EXERCISE >>
In the listing that follows, count the lines holding the word "color" and report only that number.
START LISTED RECORDS
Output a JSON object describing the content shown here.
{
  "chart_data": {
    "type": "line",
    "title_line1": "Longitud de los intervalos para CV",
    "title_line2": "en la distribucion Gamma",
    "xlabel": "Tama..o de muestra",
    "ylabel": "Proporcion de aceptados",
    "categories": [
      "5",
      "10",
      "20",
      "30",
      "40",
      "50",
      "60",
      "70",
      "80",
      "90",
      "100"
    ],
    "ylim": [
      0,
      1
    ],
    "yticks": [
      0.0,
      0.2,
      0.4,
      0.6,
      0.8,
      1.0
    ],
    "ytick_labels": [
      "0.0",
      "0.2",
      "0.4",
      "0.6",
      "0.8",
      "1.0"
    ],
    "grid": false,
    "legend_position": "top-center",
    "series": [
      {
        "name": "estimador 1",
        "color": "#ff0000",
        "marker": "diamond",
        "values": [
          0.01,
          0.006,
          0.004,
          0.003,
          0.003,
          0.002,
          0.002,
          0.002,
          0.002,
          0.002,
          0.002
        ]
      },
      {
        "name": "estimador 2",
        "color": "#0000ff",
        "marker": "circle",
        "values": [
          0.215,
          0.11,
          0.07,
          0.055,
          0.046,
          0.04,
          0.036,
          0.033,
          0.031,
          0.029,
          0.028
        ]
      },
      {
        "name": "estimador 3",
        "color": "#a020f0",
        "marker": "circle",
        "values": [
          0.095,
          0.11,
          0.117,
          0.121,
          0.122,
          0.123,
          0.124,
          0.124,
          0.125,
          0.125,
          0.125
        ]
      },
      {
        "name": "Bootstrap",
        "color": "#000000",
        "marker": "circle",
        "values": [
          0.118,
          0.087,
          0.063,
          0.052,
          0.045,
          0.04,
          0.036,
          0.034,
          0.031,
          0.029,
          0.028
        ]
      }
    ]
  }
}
END LISTED RECORDS
ANSWER TO THE TASK >>
4